**Material provided**
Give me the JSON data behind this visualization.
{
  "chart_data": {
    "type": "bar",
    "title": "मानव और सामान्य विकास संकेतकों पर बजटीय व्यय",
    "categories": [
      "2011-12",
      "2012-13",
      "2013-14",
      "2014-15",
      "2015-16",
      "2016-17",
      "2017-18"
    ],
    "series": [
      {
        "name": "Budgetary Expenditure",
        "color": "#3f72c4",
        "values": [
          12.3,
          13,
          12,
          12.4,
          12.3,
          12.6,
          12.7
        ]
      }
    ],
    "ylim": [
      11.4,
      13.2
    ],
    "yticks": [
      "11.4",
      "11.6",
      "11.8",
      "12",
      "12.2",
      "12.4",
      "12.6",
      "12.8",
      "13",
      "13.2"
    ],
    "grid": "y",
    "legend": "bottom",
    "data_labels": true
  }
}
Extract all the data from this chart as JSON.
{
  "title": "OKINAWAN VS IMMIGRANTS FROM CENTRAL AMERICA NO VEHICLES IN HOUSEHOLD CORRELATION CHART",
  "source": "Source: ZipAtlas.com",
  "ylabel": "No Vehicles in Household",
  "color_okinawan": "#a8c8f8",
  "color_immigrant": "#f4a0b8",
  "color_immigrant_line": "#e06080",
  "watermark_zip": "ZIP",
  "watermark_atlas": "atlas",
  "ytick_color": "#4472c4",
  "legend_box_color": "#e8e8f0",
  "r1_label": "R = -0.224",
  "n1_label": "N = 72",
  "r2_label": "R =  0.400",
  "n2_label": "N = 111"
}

**Given task**
Retype the entries exactly, including every line.

**Solution for this exercise**
Give me the JSON data behind this visualization.
{
  "chart_data": {
    "type": "bar",
    "title": "मानव और सामान्य विकास संकेतकों पर बजटीय व्यय",
    "categories": [
      "2011-12",
      "2012-13",
      "2013-14",
      "2014-15",
      "2015-16",
      "2016-17",
      "2017-18"
    ],
    "series": [
      {
        "name": "Budgetary Expenditure",
        "color": "#3f72c4",
        "values": [
          12.3,
          13,
          12,
          12.4,
          12.3,
          12.6,
          12.7
        ]
      }
    ],
    "ylim": [
      11.4,
      13.2
    ],
    "yticks": [
      "11.4",
      "11.6",
      "11.8",
      "12",
      "12.2",
      "12.4",
      "12.6",
      "12.8",
      "13",
      "13.2"
    ],
    "grid": "y",
    "legend": "bottom",
    "data_labels": true
  }
}
Extract all the data from this chart as JSON.
{
  "title": "OKINAWAN VS IMMIGRANTS FROM CENTRAL AMERICA NO VEHICLES IN HOUSEHOLD CORRELATION CHART",
  "source": "Source: ZipAtlas.com",
  "ylabel": "No Vehicles in Household",
  "color_okinawan": "#a8c8f8",
  "color_immigrant": "#f4a0b8",
  "color_immigrant_line": "#e06080",
  "watermark_zip": "ZIP",
  "watermark_atlas": "atlas",
  "ytick_color": "#4472c4",
  "legend_box_color": "#e8e8f0",
  "r1_label": "R = -0.224",
  "n1_label": "N = 72",
  "r2_label": "R =  0.400",
  "n2_label": "N = 111"
}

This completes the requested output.